## [Material]
>>>>
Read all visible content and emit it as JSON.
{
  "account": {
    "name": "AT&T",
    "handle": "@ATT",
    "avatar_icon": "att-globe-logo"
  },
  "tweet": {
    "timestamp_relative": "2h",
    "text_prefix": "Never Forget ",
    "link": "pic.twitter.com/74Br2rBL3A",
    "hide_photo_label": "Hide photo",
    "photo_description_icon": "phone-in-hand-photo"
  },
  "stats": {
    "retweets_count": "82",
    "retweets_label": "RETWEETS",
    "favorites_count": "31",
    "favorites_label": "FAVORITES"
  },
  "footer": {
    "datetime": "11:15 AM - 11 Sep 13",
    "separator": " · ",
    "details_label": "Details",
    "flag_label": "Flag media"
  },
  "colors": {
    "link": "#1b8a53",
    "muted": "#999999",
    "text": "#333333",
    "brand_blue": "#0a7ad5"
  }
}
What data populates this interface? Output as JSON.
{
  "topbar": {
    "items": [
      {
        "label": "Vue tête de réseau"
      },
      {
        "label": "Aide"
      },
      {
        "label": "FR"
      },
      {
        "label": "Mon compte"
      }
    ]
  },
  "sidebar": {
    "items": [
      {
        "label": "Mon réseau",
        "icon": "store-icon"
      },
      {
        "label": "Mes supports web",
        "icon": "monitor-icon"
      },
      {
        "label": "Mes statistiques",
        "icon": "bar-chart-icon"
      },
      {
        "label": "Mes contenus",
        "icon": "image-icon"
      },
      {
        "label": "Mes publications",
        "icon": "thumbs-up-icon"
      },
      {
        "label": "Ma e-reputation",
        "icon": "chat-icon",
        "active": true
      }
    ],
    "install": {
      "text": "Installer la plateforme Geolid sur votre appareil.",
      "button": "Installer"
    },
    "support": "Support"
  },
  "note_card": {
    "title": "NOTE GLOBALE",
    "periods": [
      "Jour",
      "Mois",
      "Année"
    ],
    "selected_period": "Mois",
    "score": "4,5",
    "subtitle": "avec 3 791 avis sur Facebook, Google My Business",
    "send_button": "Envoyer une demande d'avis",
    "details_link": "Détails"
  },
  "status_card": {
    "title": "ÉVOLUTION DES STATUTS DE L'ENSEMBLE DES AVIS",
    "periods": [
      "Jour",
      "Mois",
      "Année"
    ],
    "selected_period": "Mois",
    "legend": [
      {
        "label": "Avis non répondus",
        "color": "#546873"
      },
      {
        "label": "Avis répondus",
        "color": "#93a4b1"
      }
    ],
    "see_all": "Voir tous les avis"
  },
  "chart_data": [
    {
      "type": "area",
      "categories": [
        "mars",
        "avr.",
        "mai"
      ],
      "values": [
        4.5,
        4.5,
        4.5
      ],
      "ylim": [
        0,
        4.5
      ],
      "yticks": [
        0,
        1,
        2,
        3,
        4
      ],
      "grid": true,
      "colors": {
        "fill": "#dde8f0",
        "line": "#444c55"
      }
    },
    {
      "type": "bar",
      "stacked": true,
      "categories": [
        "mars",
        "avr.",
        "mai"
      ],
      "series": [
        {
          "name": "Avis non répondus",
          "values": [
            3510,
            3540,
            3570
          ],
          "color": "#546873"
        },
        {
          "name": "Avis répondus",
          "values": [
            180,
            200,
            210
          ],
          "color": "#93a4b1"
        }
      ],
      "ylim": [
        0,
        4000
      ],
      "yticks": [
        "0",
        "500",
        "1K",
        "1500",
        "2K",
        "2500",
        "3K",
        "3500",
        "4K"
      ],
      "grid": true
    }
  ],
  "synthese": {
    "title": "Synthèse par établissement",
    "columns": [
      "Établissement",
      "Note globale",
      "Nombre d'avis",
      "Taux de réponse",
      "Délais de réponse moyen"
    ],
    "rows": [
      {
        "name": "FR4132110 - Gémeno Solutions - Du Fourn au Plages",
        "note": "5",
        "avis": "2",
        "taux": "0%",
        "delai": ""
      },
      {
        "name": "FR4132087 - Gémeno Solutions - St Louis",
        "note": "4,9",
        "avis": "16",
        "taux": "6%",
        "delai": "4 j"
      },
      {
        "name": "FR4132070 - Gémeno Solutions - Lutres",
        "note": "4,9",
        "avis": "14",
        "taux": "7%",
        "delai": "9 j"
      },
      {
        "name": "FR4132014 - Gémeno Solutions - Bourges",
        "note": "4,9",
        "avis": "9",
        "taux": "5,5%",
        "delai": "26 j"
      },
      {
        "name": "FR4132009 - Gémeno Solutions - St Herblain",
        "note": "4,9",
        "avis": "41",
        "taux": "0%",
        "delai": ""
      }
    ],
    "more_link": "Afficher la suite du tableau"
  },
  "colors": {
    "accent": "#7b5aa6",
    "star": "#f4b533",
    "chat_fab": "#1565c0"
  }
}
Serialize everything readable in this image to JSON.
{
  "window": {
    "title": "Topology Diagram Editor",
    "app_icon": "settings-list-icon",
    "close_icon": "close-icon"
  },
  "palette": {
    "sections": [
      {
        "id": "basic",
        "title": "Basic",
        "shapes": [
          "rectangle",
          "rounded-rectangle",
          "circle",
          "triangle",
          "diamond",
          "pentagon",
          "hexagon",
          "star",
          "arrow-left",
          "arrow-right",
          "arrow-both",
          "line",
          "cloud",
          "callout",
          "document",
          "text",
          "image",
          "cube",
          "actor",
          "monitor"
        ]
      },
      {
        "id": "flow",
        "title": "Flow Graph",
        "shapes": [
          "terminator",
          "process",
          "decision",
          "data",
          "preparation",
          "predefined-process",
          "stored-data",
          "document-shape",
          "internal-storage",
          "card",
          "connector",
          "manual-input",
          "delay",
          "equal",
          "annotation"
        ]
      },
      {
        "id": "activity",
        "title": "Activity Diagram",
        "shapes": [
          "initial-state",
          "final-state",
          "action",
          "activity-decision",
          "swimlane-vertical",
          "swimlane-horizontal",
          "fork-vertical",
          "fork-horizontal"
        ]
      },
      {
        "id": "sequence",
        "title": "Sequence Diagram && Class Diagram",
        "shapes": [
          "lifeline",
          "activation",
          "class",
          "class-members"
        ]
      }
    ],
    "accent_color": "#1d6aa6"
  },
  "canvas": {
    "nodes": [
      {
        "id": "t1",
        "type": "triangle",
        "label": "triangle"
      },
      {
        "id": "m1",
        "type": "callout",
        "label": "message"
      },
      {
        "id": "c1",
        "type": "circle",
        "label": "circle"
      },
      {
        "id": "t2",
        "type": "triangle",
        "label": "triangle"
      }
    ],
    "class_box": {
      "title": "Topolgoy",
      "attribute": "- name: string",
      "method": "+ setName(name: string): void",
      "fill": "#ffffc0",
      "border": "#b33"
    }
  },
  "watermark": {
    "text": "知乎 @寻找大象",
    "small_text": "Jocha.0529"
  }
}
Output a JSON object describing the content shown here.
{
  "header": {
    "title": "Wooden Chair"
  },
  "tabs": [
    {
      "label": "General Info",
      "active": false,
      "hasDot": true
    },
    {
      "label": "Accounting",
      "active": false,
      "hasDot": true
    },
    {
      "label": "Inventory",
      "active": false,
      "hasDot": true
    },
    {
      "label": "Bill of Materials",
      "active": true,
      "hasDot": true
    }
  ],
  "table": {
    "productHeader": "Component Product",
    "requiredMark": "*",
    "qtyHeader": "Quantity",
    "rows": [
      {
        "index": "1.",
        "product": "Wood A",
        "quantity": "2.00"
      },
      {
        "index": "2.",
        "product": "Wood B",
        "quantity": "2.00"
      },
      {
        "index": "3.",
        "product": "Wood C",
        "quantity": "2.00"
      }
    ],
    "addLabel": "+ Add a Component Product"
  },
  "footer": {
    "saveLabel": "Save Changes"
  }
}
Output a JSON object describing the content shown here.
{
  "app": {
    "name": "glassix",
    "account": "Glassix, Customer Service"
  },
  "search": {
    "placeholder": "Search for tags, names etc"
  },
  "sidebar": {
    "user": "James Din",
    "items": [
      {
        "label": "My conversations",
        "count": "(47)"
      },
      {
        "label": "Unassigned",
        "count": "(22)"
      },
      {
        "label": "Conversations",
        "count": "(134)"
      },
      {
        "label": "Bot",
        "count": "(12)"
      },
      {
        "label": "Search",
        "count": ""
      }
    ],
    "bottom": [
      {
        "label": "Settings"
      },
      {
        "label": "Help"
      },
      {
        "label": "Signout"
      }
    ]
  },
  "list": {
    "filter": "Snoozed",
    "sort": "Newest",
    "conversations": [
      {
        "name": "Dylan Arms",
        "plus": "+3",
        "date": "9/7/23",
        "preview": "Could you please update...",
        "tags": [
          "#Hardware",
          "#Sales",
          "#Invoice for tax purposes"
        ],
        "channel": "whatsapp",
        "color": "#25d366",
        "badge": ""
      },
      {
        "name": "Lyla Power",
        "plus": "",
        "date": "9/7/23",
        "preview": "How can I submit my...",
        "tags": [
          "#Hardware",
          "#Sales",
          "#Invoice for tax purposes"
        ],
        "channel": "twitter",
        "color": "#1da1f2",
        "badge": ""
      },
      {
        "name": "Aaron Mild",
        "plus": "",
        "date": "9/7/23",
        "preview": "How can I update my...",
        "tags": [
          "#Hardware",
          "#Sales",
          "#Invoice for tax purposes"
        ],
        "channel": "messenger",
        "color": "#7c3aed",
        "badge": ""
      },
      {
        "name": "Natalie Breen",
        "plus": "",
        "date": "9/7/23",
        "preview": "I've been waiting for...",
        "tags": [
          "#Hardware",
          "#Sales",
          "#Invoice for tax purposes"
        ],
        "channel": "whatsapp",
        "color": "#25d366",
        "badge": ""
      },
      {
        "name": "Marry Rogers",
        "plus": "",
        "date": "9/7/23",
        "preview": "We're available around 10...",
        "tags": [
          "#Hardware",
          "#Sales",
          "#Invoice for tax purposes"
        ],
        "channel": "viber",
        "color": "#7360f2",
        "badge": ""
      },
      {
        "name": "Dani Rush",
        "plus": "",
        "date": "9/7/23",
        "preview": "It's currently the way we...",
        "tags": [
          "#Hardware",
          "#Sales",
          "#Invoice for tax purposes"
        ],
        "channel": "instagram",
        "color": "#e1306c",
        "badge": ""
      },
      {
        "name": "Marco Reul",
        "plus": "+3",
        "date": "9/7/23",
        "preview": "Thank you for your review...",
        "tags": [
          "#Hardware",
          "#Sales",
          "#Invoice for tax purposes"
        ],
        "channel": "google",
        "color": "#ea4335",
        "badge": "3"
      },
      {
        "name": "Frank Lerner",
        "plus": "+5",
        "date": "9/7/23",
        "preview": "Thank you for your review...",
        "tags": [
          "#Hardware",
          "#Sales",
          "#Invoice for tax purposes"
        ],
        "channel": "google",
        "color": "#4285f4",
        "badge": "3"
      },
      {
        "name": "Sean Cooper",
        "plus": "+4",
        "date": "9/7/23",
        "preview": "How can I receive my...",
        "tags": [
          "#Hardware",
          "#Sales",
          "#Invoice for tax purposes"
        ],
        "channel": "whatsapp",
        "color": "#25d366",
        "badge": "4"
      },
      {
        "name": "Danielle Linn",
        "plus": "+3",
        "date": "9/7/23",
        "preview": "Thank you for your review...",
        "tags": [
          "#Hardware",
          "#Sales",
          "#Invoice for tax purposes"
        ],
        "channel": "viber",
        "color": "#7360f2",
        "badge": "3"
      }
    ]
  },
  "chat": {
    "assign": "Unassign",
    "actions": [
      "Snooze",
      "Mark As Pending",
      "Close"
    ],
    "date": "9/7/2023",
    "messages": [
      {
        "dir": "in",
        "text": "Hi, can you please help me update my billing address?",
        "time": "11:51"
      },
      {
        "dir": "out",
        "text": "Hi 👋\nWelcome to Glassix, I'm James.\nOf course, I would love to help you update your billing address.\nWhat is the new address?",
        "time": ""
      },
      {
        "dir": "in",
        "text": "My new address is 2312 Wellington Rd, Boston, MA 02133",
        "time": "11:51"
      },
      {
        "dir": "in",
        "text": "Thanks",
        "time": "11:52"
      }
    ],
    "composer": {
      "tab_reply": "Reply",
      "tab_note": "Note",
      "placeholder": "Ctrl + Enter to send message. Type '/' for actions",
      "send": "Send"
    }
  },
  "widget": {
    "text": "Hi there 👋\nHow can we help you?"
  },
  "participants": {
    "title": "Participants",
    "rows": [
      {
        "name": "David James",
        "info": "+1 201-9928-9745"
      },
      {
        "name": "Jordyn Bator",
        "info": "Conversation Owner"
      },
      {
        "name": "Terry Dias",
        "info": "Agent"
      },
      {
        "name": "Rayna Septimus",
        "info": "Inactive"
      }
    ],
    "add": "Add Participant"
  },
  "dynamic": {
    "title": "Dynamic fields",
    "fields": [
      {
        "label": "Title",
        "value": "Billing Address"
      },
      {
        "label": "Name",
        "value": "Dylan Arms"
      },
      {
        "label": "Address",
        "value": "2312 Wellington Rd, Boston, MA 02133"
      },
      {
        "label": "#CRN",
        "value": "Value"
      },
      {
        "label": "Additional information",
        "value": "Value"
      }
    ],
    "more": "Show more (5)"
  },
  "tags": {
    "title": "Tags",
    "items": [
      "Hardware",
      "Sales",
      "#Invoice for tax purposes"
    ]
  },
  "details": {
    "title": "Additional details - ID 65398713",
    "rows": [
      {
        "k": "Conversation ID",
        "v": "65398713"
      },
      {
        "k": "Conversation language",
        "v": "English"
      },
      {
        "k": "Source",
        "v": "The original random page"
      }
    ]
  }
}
<<<<
## [Goal of the exercise]
Search the listing for the string "delai". Copy each line where it turns up.

## [Answer to this problem]
        "delai": ""
        "delai": "4 j"
        "delai": "9 j"
        "delai": "26 j"
        "delai": ""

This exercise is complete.